Send back the records in full, character for character.

[START OF DATA ENTRIES]

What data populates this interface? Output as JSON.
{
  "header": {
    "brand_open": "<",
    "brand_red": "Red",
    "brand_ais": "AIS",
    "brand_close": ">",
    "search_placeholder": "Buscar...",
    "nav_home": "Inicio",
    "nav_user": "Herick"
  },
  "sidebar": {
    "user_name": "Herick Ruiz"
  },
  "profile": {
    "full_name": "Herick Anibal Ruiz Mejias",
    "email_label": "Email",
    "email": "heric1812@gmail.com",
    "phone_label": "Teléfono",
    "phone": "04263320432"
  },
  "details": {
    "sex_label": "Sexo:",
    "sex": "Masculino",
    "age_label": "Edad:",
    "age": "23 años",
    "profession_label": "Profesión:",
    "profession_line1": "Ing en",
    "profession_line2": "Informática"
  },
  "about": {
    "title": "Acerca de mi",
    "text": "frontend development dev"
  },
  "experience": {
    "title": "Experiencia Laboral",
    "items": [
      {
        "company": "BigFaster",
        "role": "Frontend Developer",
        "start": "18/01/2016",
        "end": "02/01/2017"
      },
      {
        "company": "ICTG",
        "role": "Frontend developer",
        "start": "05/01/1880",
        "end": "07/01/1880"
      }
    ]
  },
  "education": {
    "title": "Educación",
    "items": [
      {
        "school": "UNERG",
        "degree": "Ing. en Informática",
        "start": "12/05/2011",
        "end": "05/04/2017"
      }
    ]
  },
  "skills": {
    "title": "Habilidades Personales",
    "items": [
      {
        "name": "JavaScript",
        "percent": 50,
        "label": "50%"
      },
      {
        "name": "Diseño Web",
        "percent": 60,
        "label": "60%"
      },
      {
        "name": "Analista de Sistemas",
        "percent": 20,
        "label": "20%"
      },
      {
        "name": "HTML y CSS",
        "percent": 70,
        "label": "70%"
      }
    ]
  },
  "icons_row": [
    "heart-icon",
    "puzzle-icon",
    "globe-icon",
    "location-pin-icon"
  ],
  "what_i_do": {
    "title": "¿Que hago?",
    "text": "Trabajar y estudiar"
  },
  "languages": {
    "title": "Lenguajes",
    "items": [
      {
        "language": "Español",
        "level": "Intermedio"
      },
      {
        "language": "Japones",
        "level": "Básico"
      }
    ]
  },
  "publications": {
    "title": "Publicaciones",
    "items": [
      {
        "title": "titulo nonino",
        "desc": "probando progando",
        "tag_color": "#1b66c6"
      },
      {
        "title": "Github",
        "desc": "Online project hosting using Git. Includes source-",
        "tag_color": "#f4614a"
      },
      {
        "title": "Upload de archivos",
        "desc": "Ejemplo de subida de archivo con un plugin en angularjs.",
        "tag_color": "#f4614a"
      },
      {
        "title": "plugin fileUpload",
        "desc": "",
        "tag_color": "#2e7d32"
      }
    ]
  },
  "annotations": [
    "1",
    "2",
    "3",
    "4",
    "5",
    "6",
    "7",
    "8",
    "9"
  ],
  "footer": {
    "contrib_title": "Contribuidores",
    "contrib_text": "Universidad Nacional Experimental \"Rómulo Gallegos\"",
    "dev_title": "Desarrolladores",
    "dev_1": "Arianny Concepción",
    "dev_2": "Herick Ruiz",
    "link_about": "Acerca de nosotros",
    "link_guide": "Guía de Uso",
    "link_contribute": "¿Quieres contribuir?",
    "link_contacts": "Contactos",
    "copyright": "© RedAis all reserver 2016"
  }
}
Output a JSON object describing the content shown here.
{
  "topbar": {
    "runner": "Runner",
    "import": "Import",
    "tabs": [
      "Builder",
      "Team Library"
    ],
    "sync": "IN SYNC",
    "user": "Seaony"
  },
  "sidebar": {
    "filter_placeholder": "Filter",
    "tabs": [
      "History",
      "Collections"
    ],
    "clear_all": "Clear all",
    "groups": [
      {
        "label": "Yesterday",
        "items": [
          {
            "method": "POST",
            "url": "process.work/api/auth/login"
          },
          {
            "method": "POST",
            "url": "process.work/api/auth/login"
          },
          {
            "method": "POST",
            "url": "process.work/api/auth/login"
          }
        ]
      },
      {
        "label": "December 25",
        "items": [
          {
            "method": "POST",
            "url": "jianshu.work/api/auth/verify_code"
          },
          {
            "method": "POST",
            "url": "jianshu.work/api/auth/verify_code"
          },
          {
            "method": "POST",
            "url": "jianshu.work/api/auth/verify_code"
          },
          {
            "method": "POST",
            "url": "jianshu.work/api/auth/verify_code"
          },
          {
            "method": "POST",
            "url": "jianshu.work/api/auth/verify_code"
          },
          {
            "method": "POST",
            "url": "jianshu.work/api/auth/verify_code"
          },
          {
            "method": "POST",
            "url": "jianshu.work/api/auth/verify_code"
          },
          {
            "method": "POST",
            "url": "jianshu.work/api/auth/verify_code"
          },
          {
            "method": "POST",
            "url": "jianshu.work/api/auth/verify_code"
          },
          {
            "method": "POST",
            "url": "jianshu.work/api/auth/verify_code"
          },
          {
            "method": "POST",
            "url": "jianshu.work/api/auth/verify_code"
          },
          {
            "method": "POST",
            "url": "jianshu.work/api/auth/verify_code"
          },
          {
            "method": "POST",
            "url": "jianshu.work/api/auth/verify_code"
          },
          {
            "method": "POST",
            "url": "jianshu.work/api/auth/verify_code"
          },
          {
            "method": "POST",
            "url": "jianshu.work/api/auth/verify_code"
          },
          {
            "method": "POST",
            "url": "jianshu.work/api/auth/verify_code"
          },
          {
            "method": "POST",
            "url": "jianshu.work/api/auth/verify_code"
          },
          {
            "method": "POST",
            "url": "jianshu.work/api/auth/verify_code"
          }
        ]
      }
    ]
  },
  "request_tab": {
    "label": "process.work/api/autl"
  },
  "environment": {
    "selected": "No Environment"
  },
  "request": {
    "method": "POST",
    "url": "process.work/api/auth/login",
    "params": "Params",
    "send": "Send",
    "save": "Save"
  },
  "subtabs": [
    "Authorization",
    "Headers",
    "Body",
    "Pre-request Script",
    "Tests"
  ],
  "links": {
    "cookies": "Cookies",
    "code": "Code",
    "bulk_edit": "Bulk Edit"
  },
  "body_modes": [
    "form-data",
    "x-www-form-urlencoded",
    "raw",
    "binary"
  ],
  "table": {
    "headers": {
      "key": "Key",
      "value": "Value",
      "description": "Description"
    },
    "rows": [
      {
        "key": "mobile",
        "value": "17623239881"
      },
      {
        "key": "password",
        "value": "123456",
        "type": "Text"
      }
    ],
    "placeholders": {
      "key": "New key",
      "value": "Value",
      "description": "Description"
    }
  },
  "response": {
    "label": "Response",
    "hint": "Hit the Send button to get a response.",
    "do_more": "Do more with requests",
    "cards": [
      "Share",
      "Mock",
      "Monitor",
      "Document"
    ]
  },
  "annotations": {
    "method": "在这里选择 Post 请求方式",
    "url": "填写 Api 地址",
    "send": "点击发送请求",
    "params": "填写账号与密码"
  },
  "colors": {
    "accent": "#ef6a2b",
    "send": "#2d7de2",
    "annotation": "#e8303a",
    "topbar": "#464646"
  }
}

[END OF DATA ENTRIES]

■ COMPLETED EXERCISE:
What data populates this interface? Output as JSON.
{
  "header": {
    "brand_open": "<",
    "brand_red": "Red",
    "brand_ais": "AIS",
    "brand_close": ">",
    "search_placeholder": "Buscar...",
    "nav_home": "Inicio",
    "nav_user": "Herick"
  },
  "sidebar": {
    "user_name": "Herick Ruiz"
  },
  "profile": {
    "full_name": "Herick Anibal Ruiz Mejias",
    "email_label": "Email",
    "email": "heric1812@gmail.com",
    "phone_label": "Teléfono",
    "phone": "04263320432"
  },
  "details": {
    "sex_label": "Sexo:",
    "sex": "Masculino",
    "age_label": "Edad:",
    "age": "23 años",
    "profession_label": "Profesión:",
    "profession_line1": "Ing en",
    "profession_line2": "Informática"
  },
  "about": {
    "title": "Acerca de mi",
    "text": "frontend development dev"
  },
  "experience": {
    "title": "Experiencia Laboral",
    "items": [
      {
        "company": "BigFaster",
        "role": "Frontend Developer",
        "start": "18/01/2016",
        "end": "02/01/2017"
      },
      {
        "company": "ICTG",
        "role": "Frontend developer",
        "start": "05/01/1880",
        "end": "07/01/1880"
      }
    ]
  },
  "education": {
    "title": "Educación",
    "items": [
      {
        "school": "UNERG",
        "degree": "Ing. en Informática",
        "start": "12/05/2011",
        "end": "05/04/2017"
      }
    ]
  },
  "skills": {
    "title": "Habilidades Personales",
    "items": [
      {
        "name": "JavaScript",
        "percent": 50,
        "label": "50%"
      },
      {
        "name": "Diseño Web",
        "percent": 60,
        "label": "60%"
      },
      {
        "name": "Analista de Sistemas",
        "percent": 20,
        "label": "20%"
      },
      {
        "name": "HTML y CSS",
        "percent": 70,
        "label": "70%"
      }
    ]
  },
  "icons_row": [
    "heart-icon",
    "puzzle-icon",
    "globe-icon",
    "location-pin-icon"
  ],
  "what_i_do": {
    "title": "¿Que hago?",
    "text": "Trabajar y estudiar"
  },
  "languages": {
    "title": "Lenguajes",
    "items": [
      {
        "language": "Español",
        "level": "Intermedio"
      },
      {
        "language": "Japones",
        "level": "Básico"
      }
    ]
  },
  "publications": {
    "title": "Publicaciones",
    "items": [
      {
        "title": "titulo nonino",
        "desc": "probando progando",
        "tag_color": "#1b66c6"
      },
      {
        "title": "Github",
        "desc": "Online project hosting using Git. Includes source-",
        "tag_color": "#f4614a"
      },
      {
        "title": "Upload de archivos",
        "desc": "Ejemplo de subida de archivo con un plugin en angularjs.",
        "tag_color": "#f4614a"
      },
      {
        "title": "plugin fileUpload",
        "desc": "",
        "tag_color": "#2e7d32"
      }
    ]
  },
  "annotations": [
    "1",
    "2",
    "3",
    "4",
    "5",
    "6",
    "7",
    "8",
    "9"
  ],
  "footer": {
    "contrib_title": "Contribuidores",
    "contrib_text": "Universidad Nacional Experimental \"Rómulo Gallegos\"",
    "dev_title": "Desarrolladores",
    "dev_1": "Arianny Concepción",
    "dev_2": "Herick Ruiz",
    "link_about": "Acerca de nosotros",
    "link_guide": "Guía de Uso",
    "link_contribute": "¿Quieres contribuir?",
    "link_contacts": "Contactos",
    "copyright": "© RedAis all reserver 2016"
  }
}
Output a JSON object describing the content shown here.
{
  "topbar": {
    "runner": "Runner",
    "import": "Import",
    "tabs": [
      "Builder",
      "Team Library"
    ],
    "sync": "IN SYNC",
    "user": "Seaony"
  },
  "sidebar": {
    "filter_placeholder": "Filter",
    "tabs": [
      "History",
      "Collections"
    ],
    "clear_all": "Clear all",
    "groups": [
      {
        "label": "Yesterday",
        "items": [
          {
            "method": "POST",
            "url": "process.work/api/auth/login"
          },
          {
            "method": "POST",
            "url": "process.work/api/auth/login"
          },
          {
            "method": "POST",
            "url": "process.work/api/auth/login"
          }
        ]
      },
      {
        "label": "December 25",
        "items": [
          {
            "method": "POST",
            "url": "jianshu.work/api/auth/verify_code"
          },
          {
            "method": "POST",
            "url": "jianshu.work/api/auth/verify_code"
          },
          {
            "method": "POST",
            "url": "jianshu.work/api/auth/verify_code"
          },
          {
            "method": "POST",
            "url": "jianshu.work/api/auth/verify_code"
          },
          {
            "method": "POST",
            "url": "jianshu.work/api/auth/verify_code"
          },
          {
            "method": "POST",
            "url": "jianshu.work/api/auth/verify_code"
          },
          {
            "method": "POST",
            "url": "jianshu.work/api/auth/verify_code"
          },
          {
            "method": "POST",
            "url": "jianshu.work/api/auth/verify_code"
          },
          {
            "method": "POST",
            "url": "jianshu.work/api/auth/verify_code"
          },
          {
            "method": "POST",
            "url": "jianshu.work/api/auth/verify_code"
          },
          {
            "method": "POST",
            "url": "jianshu.work/api/auth/verify_code"
          },
          {
            "method": "POST",
            "url": "jianshu.work/api/auth/verify_code"
          },
          {
            "method": "POST",
            "url": "jianshu.work/api/auth/verify_code"
          },
          {
            "method": "POST",
            "url": "jianshu.work/api/auth/verify_code"
          },
          {
            "method": "POST",
            "url": "jianshu.work/api/auth/verify_code"
          },
          {
            "method": "POST",
            "url": "jianshu.work/api/auth/verify_code"
          },
          {
            "method": "POST",
            "url": "jianshu.work/api/auth/verify_code"
          },
          {
            "method": "POST",
            "url": "jianshu.work/api/auth/verify_code"
          }
        ]
      }
    ]
  },
  "request_tab": {
    "label": "process.work/api/autl"
  },
  "environment": {
    "selected": "No Environment"
  },
  "request": {
    "method": "POST",
    "url": "process.work/api/auth/login",
    "params": "Params",
    "send": "Send",
    "save": "Save"
  },
  "subtabs": [
    "Authorization",
    "Headers",
    "Body",
    "Pre-request Script",
    "Tests"
  ],
  "links": {
    "cookies": "Cookies",
    "code": "Code",
    "bulk_edit": "Bulk Edit"
  },
  "body_modes": [
    "form-data",
    "x-www-form-urlencoded",
    "raw",
    "binary"
  ],
  "table": {
    "headers": {
      "key": "Key",
      "value": "Value",
      "description": "Description"
    },
    "rows": [
      {
        "key": "mobile",
        "value": "17623239881"
      },
      {
        "key": "password",
        "value": "123456",
        "type": "Text"
      }
    ],
    "placeholders": {
      "key": "New key",
      "value": "Value",
      "description": "Description"
    }
  },
  "response": {
    "label": "Response",
    "hint": "Hit the Send button to get a response.",
    "do_more": "Do more with requests",
    "cards": [
      "Share",
      "Mock",
      "Monitor",
      "Document"
    ]
  },
  "annotations": {
    "method": "在这里选择 Post 请求方式",
    "url": "填写 Api 地址",
    "send": "点击发送请求",
    "params": "填写账号与密码"
  },
  "colors": {
    "accent": "#ef6a2b",
    "send": "#2d7de2",
    "annotation": "#e8303a",
    "topbar": "#464646"
  }
}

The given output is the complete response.